** START **
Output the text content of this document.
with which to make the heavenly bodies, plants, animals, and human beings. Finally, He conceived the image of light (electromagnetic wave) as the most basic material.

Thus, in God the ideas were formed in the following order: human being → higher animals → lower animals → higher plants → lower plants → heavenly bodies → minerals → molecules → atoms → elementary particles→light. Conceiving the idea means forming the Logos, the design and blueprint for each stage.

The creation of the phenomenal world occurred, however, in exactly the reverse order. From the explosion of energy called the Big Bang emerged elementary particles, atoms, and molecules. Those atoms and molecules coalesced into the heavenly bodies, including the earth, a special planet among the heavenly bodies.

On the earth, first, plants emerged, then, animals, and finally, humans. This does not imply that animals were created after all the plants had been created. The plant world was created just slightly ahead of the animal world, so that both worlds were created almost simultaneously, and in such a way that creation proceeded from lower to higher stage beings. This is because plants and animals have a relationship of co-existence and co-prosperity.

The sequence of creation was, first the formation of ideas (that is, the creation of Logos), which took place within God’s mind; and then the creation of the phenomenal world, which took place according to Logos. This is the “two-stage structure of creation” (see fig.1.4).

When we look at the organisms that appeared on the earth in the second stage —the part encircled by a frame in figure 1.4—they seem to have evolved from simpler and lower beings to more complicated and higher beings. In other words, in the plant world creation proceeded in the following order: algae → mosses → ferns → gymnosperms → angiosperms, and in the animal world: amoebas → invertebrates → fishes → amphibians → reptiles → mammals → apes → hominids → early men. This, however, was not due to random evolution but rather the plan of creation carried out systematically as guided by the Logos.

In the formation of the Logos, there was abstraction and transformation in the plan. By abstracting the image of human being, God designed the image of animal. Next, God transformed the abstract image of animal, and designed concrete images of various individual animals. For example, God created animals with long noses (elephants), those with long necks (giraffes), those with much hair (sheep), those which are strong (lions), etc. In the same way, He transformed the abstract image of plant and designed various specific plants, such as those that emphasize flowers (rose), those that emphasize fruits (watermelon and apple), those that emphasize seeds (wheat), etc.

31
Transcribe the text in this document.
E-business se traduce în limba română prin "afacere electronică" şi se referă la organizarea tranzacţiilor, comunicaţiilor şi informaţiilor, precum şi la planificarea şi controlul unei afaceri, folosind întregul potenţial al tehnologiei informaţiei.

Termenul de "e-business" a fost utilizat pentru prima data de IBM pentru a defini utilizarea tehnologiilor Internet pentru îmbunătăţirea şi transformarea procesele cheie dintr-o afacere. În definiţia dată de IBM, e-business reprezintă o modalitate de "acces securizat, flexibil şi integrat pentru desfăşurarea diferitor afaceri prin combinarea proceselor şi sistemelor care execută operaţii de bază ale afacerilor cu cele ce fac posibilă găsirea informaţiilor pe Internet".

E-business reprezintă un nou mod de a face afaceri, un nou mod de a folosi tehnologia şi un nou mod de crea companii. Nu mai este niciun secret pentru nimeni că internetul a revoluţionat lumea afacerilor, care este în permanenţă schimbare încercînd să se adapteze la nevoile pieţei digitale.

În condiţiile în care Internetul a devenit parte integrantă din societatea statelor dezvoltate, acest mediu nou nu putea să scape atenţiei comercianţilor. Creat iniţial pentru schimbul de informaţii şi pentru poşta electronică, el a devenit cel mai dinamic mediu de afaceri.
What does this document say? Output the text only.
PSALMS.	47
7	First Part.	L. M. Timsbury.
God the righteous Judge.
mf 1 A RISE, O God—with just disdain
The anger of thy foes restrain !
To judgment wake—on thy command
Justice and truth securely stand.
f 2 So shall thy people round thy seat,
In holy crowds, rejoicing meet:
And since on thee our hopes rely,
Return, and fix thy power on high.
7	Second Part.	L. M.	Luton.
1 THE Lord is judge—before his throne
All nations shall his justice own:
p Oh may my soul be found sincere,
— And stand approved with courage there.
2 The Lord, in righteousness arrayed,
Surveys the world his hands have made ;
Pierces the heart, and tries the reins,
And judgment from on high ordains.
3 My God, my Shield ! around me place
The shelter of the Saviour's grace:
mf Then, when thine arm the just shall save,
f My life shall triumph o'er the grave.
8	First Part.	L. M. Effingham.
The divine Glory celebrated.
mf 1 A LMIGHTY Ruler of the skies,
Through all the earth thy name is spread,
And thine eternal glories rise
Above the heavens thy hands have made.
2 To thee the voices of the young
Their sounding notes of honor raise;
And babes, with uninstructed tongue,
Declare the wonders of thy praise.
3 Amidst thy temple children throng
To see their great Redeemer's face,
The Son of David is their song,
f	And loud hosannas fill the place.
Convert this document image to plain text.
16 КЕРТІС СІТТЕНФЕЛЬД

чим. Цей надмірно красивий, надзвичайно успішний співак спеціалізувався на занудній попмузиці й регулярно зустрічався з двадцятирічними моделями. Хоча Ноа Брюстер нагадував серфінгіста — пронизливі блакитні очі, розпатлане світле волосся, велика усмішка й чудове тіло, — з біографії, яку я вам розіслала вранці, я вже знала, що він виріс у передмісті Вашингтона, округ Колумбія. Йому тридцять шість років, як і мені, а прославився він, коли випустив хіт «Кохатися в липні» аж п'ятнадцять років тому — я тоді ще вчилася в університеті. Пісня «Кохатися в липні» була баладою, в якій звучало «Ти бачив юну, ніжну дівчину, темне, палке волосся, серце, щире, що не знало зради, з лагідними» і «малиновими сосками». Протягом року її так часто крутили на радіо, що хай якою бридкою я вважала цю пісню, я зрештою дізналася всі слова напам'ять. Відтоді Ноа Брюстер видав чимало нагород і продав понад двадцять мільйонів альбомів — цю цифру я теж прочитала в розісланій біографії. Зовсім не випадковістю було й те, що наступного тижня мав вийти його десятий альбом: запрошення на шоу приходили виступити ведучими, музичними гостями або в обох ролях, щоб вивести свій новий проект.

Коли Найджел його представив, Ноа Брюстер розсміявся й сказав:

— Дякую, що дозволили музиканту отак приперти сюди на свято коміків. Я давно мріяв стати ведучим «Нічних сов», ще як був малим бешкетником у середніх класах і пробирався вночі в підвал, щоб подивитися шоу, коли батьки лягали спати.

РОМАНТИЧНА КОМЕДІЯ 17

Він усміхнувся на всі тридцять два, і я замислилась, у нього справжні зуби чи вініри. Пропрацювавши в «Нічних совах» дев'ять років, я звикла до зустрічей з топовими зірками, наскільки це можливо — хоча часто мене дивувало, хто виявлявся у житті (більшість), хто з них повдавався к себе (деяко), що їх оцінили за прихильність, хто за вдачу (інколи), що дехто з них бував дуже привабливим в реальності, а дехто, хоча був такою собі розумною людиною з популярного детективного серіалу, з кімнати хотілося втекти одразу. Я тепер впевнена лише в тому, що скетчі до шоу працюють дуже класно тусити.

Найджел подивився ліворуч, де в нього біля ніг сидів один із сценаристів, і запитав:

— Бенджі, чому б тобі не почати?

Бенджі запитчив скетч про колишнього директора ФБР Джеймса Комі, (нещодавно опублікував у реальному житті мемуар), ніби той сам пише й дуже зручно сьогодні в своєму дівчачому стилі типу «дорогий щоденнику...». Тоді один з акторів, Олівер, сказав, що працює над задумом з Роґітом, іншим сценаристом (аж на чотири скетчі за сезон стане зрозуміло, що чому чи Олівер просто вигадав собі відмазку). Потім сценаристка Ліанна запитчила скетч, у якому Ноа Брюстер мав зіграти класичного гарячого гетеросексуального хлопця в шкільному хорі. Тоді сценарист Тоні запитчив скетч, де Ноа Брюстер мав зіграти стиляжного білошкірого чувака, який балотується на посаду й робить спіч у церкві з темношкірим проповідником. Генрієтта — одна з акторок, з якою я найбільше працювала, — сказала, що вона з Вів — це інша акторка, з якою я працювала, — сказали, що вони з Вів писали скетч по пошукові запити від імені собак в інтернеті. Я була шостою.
** END **
**Work to do:**
Extract the complete listing verbatim.

**Solution to the exercise:**
Output the text content of this document.
with which to make the heavenly bodies, plants, animals, and human beings. Finally, He conceived the image of light (electromagnetic wave) as the most basic material.

Thus, in God the ideas were formed in the following order: human being → higher animals → lower animals → higher plants → lower plants → heavenly bodies → minerals → molecules → atoms → elementary particles→light. Conceiving the idea means forming the Logos, the design and blueprint for each stage.

The creation of the phenomenal world occurred, however, in exactly the reverse order. From the explosion of energy called the Big Bang emerged elementary particles, atoms, and molecules. Those atoms and molecules coalesced into the heavenly bodies, including the earth, a special planet among the heavenly bodies.

On the earth, first, plants emerged, then, animals, and finally, humans. This does not imply that animals were created after all the plants had been created. The plant world was created just slightly ahead of the animal world, so that both worlds were created almost simultaneously, and in such a way that creation proceeded from lower to higher stage beings. This is because plants and animals have a relationship of co-existence and co-prosperity.

The sequence of creation was, first the formation of ideas (that is, the creation of Logos), which took place within God’s mind; and then the creation of the phenomenal world, which took place according to Logos. This is the “two-stage structure of creation” (see fig.1.4).

When we look at the organisms that appeared on the earth in the second stage —the part encircled by a frame in figure 1.4—they seem to have evolved from simpler and lower beings to more complicated and higher beings. In other words, in the plant world creation proceeded in the following order: algae → mosses → ferns → gymnosperms → angiosperms, and in the animal world: amoebas → invertebrates → fishes → amphibians → reptiles → mammals → apes → hominids → early men. This, however, was not due to random evolution but rather the plan of creation carried out systematically as guided by the Logos.

In the formation of the Logos, there was abstraction and transformation in the plan. By abstracting the image of human being, God designed the image of animal. Next, God transformed the abstract image of animal, and designed concrete images of various individual animals. For example, God created animals with long noses (elephants), those with long necks (giraffes), those with much hair (sheep), those which are strong (lions), etc. In the same way, He transformed the abstract image of plant and designed various specific plants, such as those that emphasize flowers (rose), those that emphasize fruits (watermelon and apple), those that emphasize seeds (wheat), etc.

31
Transcribe the text in this document.
E-business se traduce în limba română prin "afacere electronică" şi se referă la organizarea tranzacţiilor, comunicaţiilor şi informaţiilor, precum şi la planificarea şi controlul unei afaceri, folosind întregul potenţial al tehnologiei informaţiei.

Termenul de "e-business" a fost utilizat pentru prima data de IBM pentru a defini utilizarea tehnologiilor Internet pentru îmbunătăţirea şi transformarea procesele cheie dintr-o afacere. În definiţia dată de IBM, e-business reprezintă o modalitate de "acces securizat, flexibil şi integrat pentru desfăşurarea diferitor afaceri prin combinarea proceselor şi sistemelor care execută operaţii de bază ale afacerilor cu cele ce fac posibilă găsirea informaţiilor pe Internet".

E-business reprezintă un nou mod de a face afaceri, un nou mod de a folosi tehnologia şi un nou mod de crea companii. Nu mai este niciun secret pentru nimeni că internetul a revoluţionat lumea afacerilor, care este în permanenţă schimbare încercînd să se adapteze la nevoile pieţei digitale.

În condiţiile în care Internetul a devenit parte integrantă din societatea statelor dezvoltate, acest mediu nou nu putea să scape atenţiei comercianţilor. Creat iniţial pentru schimbul de informaţii şi pentru poşta electronică, el a devenit cel mai dinamic mediu de afaceri.
What does this document say? Output the text only.
PSALMS.	47
7	First Part.	L. M. Timsbury.
God the righteous Judge.
mf 1 A RISE, O God—with just disdain
The anger of thy foes restrain !
To judgment wake—on thy command
Justice and truth securely stand.
f 2 So shall thy people round thy seat,
In holy crowds, rejoicing meet:
And since on thee our hopes rely,
Return, and fix thy power on high.
7	Second Part.	L. M.	Luton.
1 THE Lord is judge—before his throne
All nations shall his justice own:
p Oh may my soul be found sincere,
— And stand approved with courage there.
2 The Lord, in righteousness arrayed,
Surveys the world his hands have made ;
Pierces the heart, and tries the reins,
And judgment from on high ordains.
3 My God, my Shield ! around me place
The shelter of the Saviour's grace:
mf Then, when thine arm the just shall save,
f My life shall triumph o'er the grave.
8	First Part.	L. M. Effingham.
The divine Glory celebrated.
mf 1 A LMIGHTY Ruler of the skies,
Through all the earth thy name is spread,
And thine eternal glories rise
Above the heavens thy hands have made.
2 To thee the voices of the young
Their sounding notes of honor raise;
And babes, with uninstructed tongue,
Declare the wonders of thy praise.
3 Amidst thy temple children throng
To see their great Redeemer's face,
The Son of David is their song,
f	And loud hosannas fill the place.
Convert this document image to plain text.
16 КЕРТІС СІТТЕНФЕЛЬД

чим. Цей надмірно красивий, надзвичайно успішний співак спеціалізувався на занудній попмузиці й регулярно зустрічався з двадцятирічними моделями. Хоча Ноа Брюстер нагадував серфінгіста — пронизливі блакитні очі, розпатлане світле волосся, велика усмішка й чудове тіло, — з біографії, яку я вам розіслала вранці, я вже знала, що він виріс у передмісті Вашингтона, округ Колумбія. Йому тридцять шість років, як і мені, а прославився він, коли випустив хіт «Кохатися в липні» аж п'ятнадцять років тому — я тоді ще вчилася в університеті. Пісня «Кохатися в липні» була баладою, в якій звучало «Ти бачив юну, ніжну дівчину, темне, палке волосся, серце, щире, що не знало зради, з лагідними» і «малиновими сосками». Протягом року її так часто крутили на радіо, що хай якою бридкою я вважала цю пісню, я зрештою дізналася всі слова напам'ять. Відтоді Ноа Брюстер видав чимало нагород і продав понад двадцять мільйонів альбомів — цю цифру я теж прочитала в розісланій біографії. Зовсім не випадковістю було й те, що наступного тижня мав вийти його десятий альбом: запрошення на шоу приходили виступити ведучими, музичними гостями або в обох ролях, щоб вивести свій новий проект.

Коли Найджел його представив, Ноа Брюстер розсміявся й сказав:

— Дякую, що дозволили музиканту отак приперти сюди на свято коміків. Я давно мріяв стати ведучим «Нічних сов», ще як був малим бешкетником у середніх класах і пробирався вночі в підвал, щоб подивитися шоу, коли батьки лягали спати.

РОМАНТИЧНА КОМЕДІЯ 17

Він усміхнувся на всі тридцять два, і я замислилась, у нього справжні зуби чи вініри. Пропрацювавши в «Нічних совах» дев'ять років, я звикла до зустрічей з топовими зірками, наскільки це можливо — хоча часто мене дивувало, хто виявлявся у житті (більшість), хто з них повдавався к себе (деяко), що їх оцінили за прихильність, хто за вдачу (інколи), що дехто з них бував дуже привабливим в реальності, а дехто, хоча був такою собі розумною людиною з популярного детективного серіалу, з кімнати хотілося втекти одразу. Я тепер впевнена лише в тому, що скетчі до шоу працюють дуже класно тусити.

Найджел подивився ліворуч, де в нього біля ніг сидів один із сценаристів, і запитав:

— Бенджі, чому б тобі не почати?

Бенджі запитчив скетч про колишнього директора ФБР Джеймса Комі, (нещодавно опублікував у реальному житті мемуар), ніби той сам пише й дуже зручно сьогодні в своєму дівчачому стилі типу «дорогий щоденнику...». Тоді один з акторів, Олівер, сказав, що працює над задумом з Роґітом, іншим сценаристом (аж на чотири скетчі за сезон стане зрозуміло, що чому чи Олівер просто вигадав собі відмазку). Потім сценаристка Ліанна запитчила скетч, у якому Ноа Брюстер мав зіграти класичного гарячого гетеросексуального хлопця в шкільному хорі. Тоді сценарист Тоні запитчив скетч, де Ноа Брюстер мав зіграти стиляжного білошкірого чувака, який балотується на посаду й робить спіч у церкві з темношкірим проповідником. Генрієтта — одна з акторок, з якою я найбільше працювала, — сказала, що вона з Вів — це інша акторка, з якою я працювала, — сказали, що вони з Вів писали скетч по пошукові запити від імені собак в інтернеті. Я була шостою.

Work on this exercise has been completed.